STATED EXERCISE » Tally the lines holding the string "Elektromont" and reply with that number alone.

RECORDS »
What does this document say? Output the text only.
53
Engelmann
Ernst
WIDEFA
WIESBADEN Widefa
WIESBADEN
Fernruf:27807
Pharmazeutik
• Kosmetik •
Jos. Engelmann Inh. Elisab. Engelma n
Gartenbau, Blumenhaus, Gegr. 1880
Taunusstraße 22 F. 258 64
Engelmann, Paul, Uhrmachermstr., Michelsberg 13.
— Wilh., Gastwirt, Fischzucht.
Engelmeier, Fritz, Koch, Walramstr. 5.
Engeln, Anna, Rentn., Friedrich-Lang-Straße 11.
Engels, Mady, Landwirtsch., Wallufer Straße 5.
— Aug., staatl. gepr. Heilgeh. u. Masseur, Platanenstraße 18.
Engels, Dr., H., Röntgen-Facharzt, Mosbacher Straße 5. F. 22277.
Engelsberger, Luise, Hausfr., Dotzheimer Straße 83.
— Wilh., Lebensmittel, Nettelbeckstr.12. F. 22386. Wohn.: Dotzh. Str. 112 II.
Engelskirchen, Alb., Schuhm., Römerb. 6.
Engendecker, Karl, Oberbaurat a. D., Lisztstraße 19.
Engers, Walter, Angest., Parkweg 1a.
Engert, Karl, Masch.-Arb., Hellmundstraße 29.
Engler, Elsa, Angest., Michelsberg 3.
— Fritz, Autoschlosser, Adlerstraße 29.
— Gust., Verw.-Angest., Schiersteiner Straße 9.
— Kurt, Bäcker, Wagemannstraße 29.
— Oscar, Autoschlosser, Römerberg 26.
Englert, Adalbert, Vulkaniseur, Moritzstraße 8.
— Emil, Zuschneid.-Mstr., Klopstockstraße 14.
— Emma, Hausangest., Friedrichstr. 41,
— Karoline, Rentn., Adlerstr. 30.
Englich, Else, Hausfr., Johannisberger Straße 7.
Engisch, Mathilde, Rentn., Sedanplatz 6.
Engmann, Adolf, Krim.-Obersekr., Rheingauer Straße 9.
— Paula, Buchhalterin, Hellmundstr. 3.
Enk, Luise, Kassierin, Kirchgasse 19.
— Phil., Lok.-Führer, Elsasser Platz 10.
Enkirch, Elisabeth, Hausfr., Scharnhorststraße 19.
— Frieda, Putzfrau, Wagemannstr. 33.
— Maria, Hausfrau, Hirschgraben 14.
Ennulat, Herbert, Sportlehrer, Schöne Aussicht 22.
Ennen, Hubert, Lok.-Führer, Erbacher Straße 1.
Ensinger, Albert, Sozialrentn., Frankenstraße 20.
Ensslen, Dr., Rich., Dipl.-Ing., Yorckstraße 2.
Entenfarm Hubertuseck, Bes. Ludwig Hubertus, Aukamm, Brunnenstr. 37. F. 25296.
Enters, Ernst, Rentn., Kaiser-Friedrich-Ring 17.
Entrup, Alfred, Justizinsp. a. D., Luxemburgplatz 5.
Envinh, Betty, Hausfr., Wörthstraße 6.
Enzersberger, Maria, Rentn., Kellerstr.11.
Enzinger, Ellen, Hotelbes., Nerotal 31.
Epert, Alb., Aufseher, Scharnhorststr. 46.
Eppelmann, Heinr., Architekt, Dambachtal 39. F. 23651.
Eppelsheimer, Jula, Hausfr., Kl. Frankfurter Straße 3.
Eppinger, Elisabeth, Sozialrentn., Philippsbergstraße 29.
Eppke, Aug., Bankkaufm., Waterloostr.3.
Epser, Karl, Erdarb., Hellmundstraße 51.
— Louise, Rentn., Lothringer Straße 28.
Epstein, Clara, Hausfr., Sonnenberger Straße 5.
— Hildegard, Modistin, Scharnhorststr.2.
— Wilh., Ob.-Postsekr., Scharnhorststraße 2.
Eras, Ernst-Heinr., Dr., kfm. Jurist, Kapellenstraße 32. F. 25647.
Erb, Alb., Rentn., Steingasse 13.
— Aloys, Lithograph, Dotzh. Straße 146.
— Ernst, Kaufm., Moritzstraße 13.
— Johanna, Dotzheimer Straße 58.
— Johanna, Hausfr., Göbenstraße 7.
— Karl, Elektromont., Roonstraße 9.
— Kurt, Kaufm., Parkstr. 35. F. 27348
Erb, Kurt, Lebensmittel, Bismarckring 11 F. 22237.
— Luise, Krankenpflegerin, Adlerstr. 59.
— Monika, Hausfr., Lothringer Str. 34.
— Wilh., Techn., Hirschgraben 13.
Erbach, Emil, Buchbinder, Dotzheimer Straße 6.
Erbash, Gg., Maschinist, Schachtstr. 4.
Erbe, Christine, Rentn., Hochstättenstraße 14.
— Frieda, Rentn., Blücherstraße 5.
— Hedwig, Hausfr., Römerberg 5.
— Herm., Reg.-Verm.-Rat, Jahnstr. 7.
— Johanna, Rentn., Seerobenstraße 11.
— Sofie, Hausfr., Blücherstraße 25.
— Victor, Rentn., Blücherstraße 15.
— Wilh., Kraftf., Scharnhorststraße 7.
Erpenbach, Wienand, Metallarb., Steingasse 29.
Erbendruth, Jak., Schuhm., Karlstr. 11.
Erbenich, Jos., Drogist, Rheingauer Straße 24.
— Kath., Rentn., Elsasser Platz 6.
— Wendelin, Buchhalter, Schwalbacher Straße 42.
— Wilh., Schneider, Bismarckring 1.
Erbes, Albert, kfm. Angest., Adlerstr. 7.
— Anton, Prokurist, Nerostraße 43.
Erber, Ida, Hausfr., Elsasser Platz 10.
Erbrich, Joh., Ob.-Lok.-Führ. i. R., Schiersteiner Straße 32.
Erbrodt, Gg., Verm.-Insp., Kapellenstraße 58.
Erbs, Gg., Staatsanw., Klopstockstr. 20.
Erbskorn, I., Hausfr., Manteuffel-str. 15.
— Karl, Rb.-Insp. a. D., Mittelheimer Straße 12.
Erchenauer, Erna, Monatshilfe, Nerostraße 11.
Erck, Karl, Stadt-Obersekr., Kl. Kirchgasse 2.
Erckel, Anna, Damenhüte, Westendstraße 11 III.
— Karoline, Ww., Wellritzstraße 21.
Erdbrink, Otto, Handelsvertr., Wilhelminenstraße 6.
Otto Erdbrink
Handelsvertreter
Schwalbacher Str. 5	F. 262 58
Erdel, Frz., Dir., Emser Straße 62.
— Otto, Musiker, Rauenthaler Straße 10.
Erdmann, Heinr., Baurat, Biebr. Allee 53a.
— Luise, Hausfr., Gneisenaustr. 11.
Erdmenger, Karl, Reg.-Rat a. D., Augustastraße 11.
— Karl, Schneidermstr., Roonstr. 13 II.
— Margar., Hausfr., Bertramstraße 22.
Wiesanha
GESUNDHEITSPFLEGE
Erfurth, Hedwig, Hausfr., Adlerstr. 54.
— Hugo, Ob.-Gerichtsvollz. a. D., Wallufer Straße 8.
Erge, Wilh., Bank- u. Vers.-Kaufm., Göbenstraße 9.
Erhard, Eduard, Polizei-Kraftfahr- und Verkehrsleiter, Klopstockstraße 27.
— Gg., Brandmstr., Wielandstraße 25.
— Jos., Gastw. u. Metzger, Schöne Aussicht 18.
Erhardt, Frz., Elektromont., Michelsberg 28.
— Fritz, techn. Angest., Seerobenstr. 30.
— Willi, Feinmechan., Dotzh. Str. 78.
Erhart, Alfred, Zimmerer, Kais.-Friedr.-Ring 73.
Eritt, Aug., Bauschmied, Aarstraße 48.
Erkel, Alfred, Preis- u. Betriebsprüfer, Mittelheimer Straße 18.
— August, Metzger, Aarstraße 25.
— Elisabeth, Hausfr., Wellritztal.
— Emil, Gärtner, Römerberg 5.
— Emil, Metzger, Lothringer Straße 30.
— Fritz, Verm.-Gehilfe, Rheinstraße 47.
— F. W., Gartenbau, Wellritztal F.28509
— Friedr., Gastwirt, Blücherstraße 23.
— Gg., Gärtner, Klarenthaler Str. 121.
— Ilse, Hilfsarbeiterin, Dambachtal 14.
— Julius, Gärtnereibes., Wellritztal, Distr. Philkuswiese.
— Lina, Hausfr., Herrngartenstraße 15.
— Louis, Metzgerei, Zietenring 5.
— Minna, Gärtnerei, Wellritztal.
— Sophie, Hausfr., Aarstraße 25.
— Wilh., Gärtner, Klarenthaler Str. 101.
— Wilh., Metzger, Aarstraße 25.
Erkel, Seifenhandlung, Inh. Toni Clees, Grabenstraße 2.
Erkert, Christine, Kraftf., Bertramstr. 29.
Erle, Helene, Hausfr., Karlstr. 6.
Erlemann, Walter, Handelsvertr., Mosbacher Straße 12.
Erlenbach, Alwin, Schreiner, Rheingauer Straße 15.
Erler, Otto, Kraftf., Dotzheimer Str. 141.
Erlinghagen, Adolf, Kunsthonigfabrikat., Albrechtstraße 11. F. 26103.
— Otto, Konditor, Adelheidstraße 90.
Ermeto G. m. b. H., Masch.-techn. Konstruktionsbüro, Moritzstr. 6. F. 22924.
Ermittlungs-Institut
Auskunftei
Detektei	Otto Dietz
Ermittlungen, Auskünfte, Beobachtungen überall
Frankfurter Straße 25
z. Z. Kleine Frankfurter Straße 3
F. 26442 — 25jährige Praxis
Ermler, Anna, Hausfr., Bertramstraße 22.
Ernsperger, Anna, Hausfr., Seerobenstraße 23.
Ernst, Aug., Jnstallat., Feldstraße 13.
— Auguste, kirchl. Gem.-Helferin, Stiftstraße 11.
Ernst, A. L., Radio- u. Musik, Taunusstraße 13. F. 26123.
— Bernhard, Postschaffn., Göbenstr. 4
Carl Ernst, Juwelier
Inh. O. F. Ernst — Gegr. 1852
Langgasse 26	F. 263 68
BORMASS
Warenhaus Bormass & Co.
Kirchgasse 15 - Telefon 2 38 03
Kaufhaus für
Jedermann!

EXERCISE RESULT » 2